[START OF Data for this exercise]

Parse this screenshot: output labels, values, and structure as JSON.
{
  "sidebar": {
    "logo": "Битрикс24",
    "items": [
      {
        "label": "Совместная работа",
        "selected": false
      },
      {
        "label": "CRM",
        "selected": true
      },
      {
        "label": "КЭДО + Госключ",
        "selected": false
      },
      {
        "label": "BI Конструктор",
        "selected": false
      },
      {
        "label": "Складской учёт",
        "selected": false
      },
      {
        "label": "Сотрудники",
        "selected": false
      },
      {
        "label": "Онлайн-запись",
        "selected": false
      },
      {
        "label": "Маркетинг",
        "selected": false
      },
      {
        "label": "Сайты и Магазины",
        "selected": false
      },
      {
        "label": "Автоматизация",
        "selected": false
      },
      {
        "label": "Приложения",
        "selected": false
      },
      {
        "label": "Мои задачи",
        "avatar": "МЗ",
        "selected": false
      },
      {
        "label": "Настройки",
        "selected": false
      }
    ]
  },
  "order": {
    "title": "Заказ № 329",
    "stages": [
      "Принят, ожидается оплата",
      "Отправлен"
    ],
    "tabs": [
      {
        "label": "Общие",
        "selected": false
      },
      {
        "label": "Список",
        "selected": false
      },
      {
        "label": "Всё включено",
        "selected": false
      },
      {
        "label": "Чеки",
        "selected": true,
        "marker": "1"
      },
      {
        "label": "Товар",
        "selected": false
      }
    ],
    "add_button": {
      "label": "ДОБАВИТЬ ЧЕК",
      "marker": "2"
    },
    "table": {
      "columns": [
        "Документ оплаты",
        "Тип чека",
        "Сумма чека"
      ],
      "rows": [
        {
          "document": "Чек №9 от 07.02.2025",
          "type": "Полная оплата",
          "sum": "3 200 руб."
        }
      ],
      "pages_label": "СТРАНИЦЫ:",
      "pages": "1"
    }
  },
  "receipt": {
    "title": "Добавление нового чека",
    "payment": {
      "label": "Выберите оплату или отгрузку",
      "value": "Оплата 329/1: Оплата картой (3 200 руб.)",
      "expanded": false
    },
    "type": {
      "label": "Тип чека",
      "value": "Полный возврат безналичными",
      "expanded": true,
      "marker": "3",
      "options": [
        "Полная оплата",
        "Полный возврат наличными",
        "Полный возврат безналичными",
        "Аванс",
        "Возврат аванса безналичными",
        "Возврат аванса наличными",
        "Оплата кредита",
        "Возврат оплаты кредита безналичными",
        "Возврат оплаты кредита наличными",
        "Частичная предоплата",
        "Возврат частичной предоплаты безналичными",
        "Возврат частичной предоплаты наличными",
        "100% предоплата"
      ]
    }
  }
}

[END OF Data for this exercise]

**Problem requirements:** All of the data needs to be reproduced exactly, with no line missing.

**Expected answer:**
Parse this screenshot: output labels, values, and structure as JSON.
{
  "sidebar": {
    "logo": "Битрикс24",
    "items": [
      {
        "label": "Совместная работа",
        "selected": false
      },
      {
        "label": "CRM",
        "selected": true
      },
      {
        "label": "КЭДО + Госключ",
        "selected": false
      },
      {
        "label": "BI Конструктор",
        "selected": false
      },
      {
        "label": "Складской учёт",
        "selected": false
      },
      {
        "label": "Сотрудники",
        "selected": false
      },
      {
        "label": "Онлайн-запись",
        "selected": false
      },
      {
        "label": "Маркетинг",
        "selected": false
      },
      {
        "label": "Сайты и Магазины",
        "selected": false
      },
      {
        "label": "Автоматизация",
        "selected": false
      },
      {
        "label": "Приложения",
        "selected": false
      },
      {
        "label": "Мои задачи",
        "avatar": "МЗ",
        "selected": false
      },
      {
        "label": "Настройки",
        "selected": false
      }
    ]
  },
  "order": {
    "title": "Заказ № 329",
    "stages": [
      "Принят, ожидается оплата",
      "Отправлен"
    ],
    "tabs": [
      {
        "label": "Общие",
        "selected": false
      },
      {
        "label": "Список",
        "selected": false
      },
      {
        "label": "Всё включено",
        "selected": false
      },
      {
        "label": "Чеки",
        "selected": true,
        "marker": "1"
      },
      {
        "label": "Товар",
        "selected": false
      }
    ],
    "add_button": {
      "label": "ДОБАВИТЬ ЧЕК",
      "marker": "2"
    },
    "table": {
      "columns": [
        "Документ оплаты",
        "Тип чека",
        "Сумма чека"
      ],
      "rows": [
        {
          "document": "Чек №9 от 07.02.2025",
          "type": "Полная оплата",
          "sum": "3 200 руб."
        }
      ],
      "pages_label": "СТРАНИЦЫ:",
      "pages": "1"
    }
  },
  "receipt": {
    "title": "Добавление нового чека",
    "payment": {
      "label": "Выберите оплату или отгрузку",
      "value": "Оплата 329/1: Оплата картой (3 200 руб.)",
      "expanded": false
    },
    "type": {
      "label": "Тип чека",
      "value": "Полный возврат безналичными",
      "expanded": true,
      "marker": "3",
      "options": [
        "Полная оплата",
        "Полный возврат наличными",
        "Полный возврат безналичными",
        "Аванс",
        "Возврат аванса безналичными",
        "Возврат аванса наличными",
        "Оплата кредита",
        "Возврат оплаты кредита безналичными",
        "Возврат оплаты кредита наличными",
        "Частичная предоплата",
        "Возврат частичной предоплаты безналичными",
        "Возврат частичной предоплаты наличными",
        "100% предоплата"
      ]
    }
  }
}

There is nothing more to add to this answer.